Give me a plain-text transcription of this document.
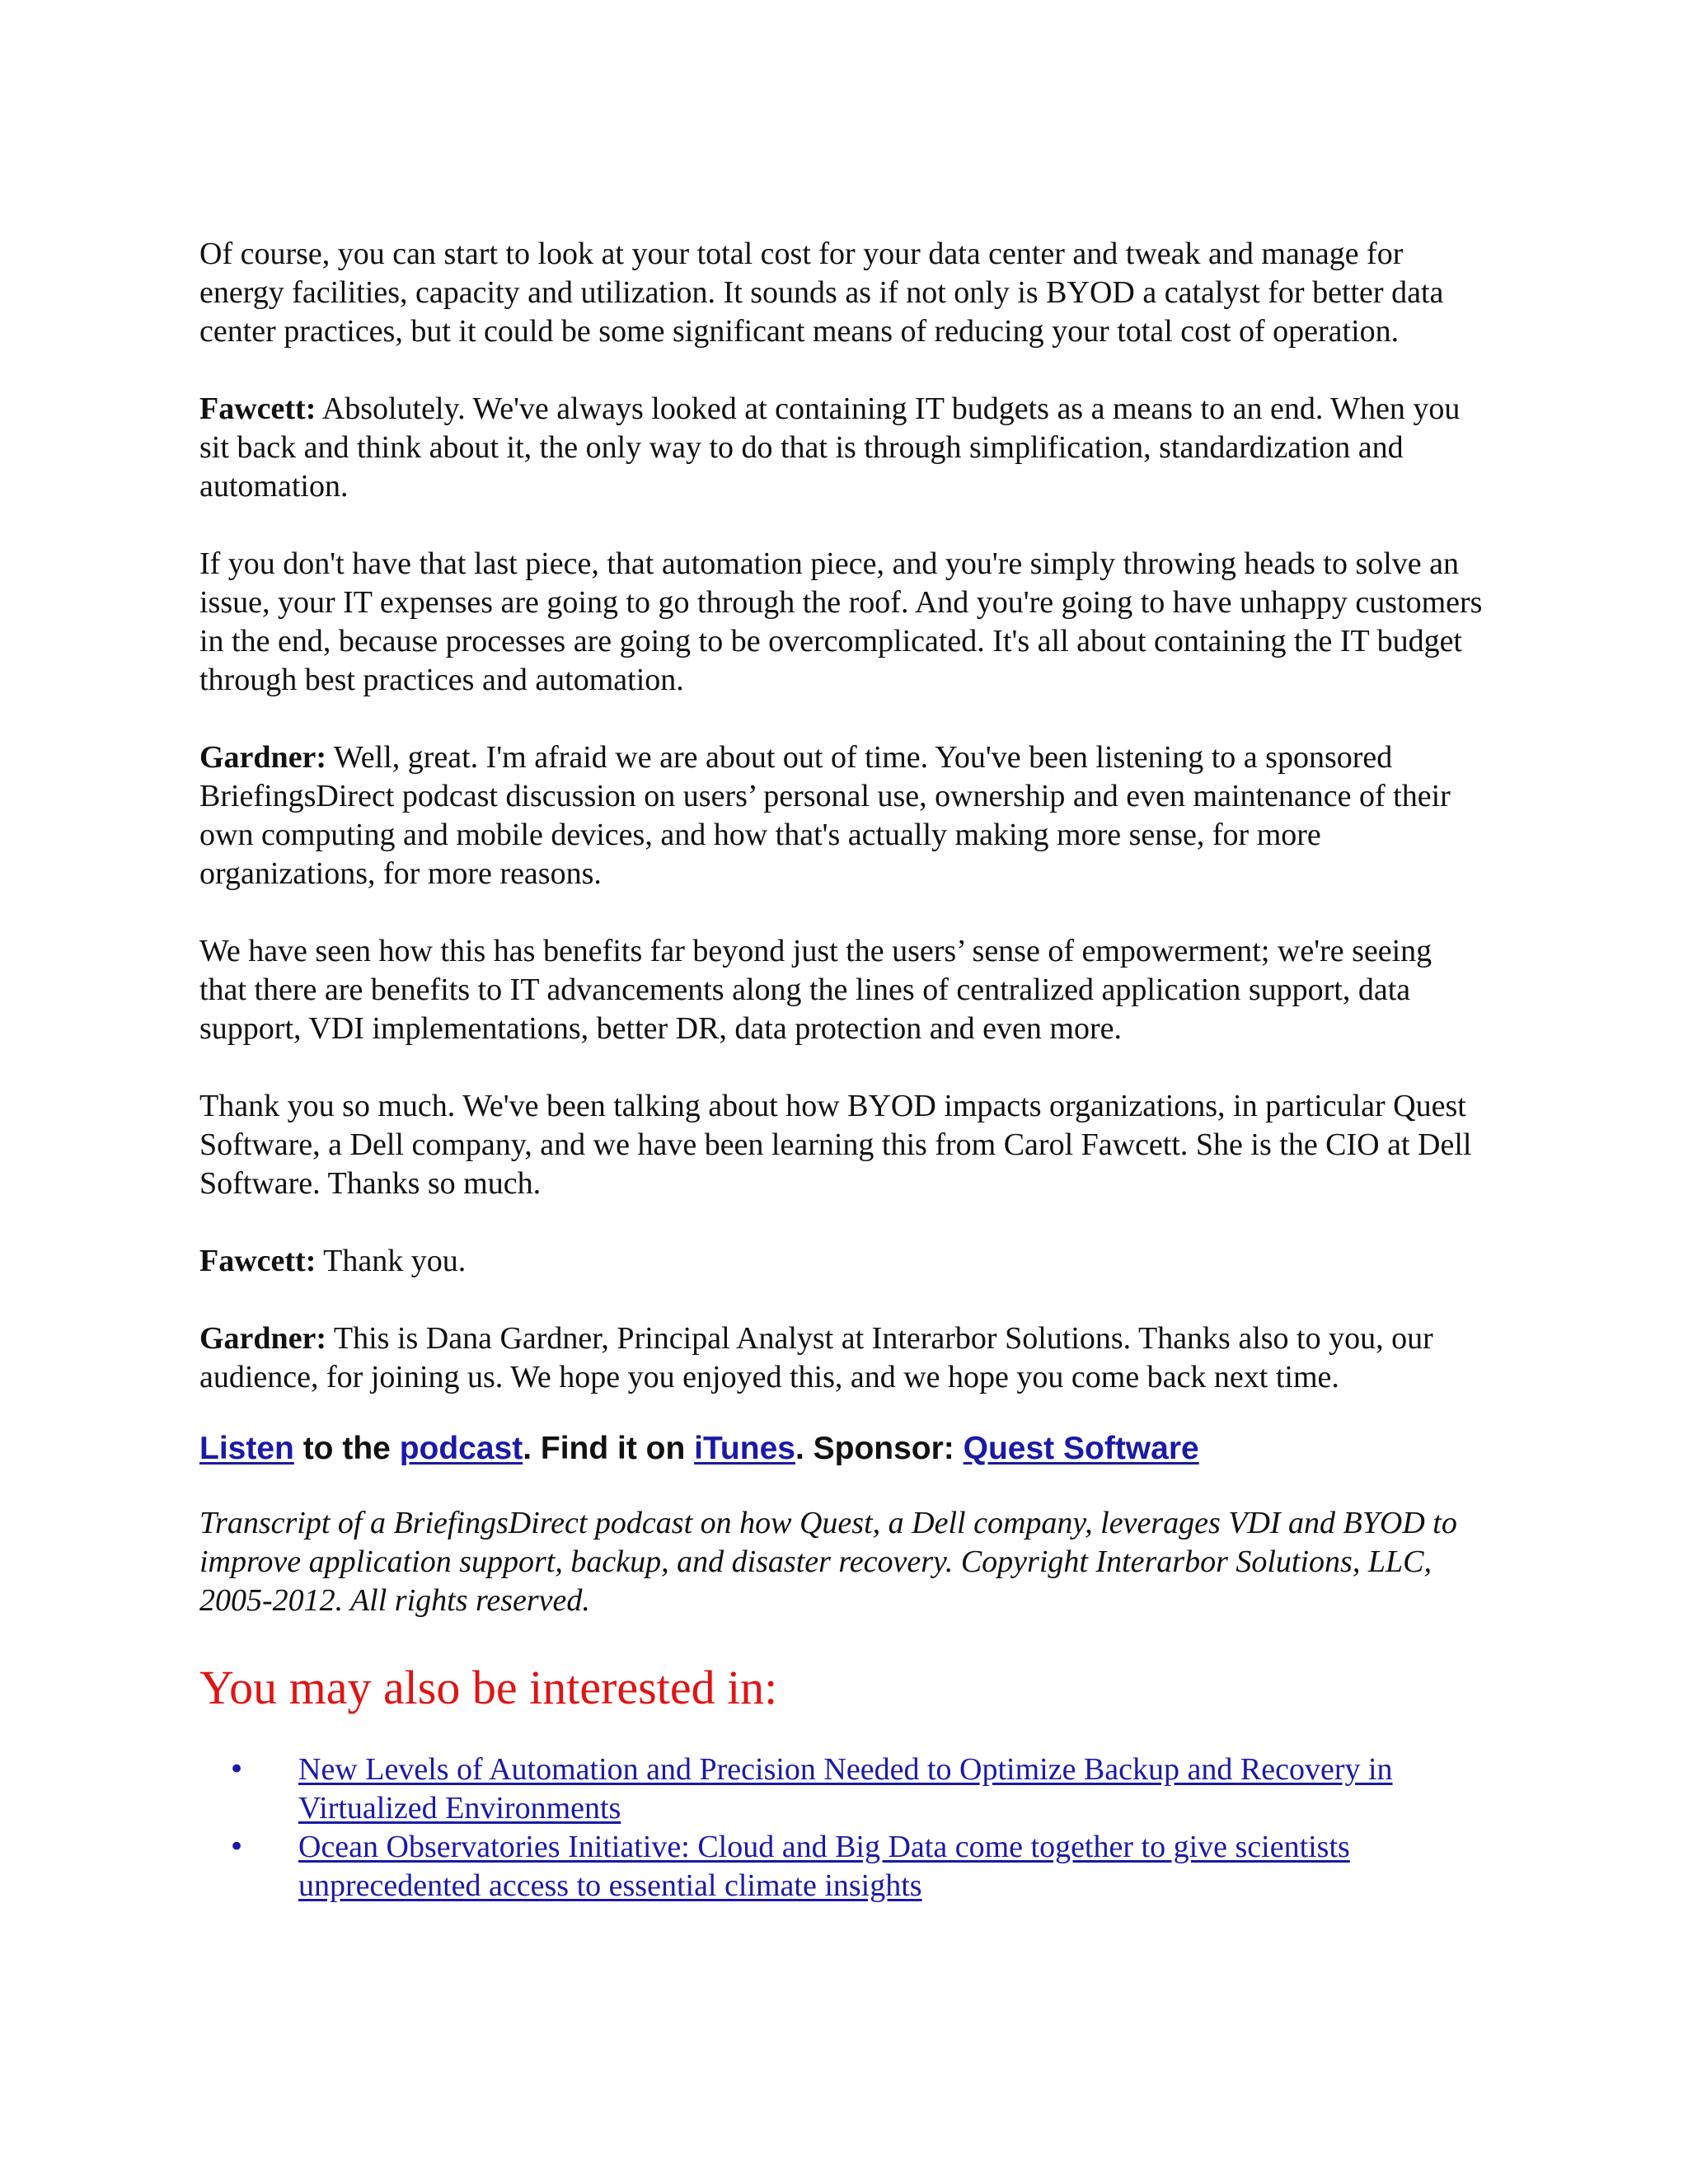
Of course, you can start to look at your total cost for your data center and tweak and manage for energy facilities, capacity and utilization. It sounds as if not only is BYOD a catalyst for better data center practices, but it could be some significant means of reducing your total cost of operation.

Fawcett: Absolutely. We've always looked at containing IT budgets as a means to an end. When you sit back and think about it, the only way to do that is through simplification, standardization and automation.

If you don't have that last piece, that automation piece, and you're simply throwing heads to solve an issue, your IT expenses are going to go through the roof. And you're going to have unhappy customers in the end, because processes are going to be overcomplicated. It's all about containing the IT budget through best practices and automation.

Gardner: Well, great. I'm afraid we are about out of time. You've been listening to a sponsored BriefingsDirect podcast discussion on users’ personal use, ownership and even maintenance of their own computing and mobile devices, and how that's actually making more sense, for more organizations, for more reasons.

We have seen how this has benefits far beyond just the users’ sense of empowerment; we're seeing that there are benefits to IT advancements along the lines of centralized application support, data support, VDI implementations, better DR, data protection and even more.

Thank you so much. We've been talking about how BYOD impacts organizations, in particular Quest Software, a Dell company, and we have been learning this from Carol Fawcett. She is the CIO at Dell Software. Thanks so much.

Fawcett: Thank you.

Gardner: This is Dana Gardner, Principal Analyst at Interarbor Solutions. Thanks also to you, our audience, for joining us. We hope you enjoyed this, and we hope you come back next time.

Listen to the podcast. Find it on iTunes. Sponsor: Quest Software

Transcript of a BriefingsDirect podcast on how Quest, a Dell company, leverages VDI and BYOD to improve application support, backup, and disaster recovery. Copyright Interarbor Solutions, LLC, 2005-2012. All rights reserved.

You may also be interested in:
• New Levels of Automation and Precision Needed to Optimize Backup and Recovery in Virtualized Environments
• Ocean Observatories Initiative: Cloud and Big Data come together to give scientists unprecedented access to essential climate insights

_Goal of the exercise_
Repeat the material above verbatim, with no pictures in the output.

_The completed task_
Give me a plain-text transcription of this document.
Of course, you can start to look at your total cost for your data center and tweak and manage for energy facilities, capacity and utilization. It sounds as if not only is BYOD a catalyst for better data center practices, but it could be some significant means of reducing your total cost of operation.

Fawcett: Absolutely. We've always looked at containing IT budgets as a means to an end. When you sit back and think about it, the only way to do that is through simplification, standardization and automation.

If you don't have that last piece, that automation piece, and you're simply throwing heads to solve an issue, your IT expenses are going to go through the roof. And you're going to have unhappy customers in the end, because processes are going to be overcomplicated. It's all about containing the IT budget through best practices and automation.

Gardner: Well, great. I'm afraid we are about out of time. You've been listening to a sponsored BriefingsDirect podcast discussion on users’ personal use, ownership and even maintenance of their own computing and mobile devices, and how that's actually making more sense, for more organizations, for more reasons.

We have seen how this has benefits far beyond just the users’ sense of empowerment; we're seeing that there are benefits to IT advancements along the lines of centralized application support, data support, VDI implementations, better DR, data protection and even more.

Thank you so much. We've been talking about how BYOD impacts organizations, in particular Quest Software, a Dell company, and we have been learning this from Carol Fawcett. She is the CIO at Dell Software. Thanks so much.

Fawcett: Thank you.

Gardner: This is Dana Gardner, Principal Analyst at Interarbor Solutions. Thanks also to you, our audience, for joining us. We hope you enjoyed this, and we hope you come back next time.

Listen to the podcast. Find it on iTunes. Sponsor: Quest Software

Transcript of a BriefingsDirect podcast on how Quest, a Dell company, leverages VDI and BYOD to improve application support, backup, and disaster recovery. Copyright Interarbor Solutions, LLC, 2005-2012. All rights reserved.

You may also be interested in:
• New Levels of Automation and Precision Needed to Optimize Backup and Recovery in Virtualized Environments
• Ocean Observatories Initiative: Cloud and Big Data come together to give scientists unprecedented access to essential climate insights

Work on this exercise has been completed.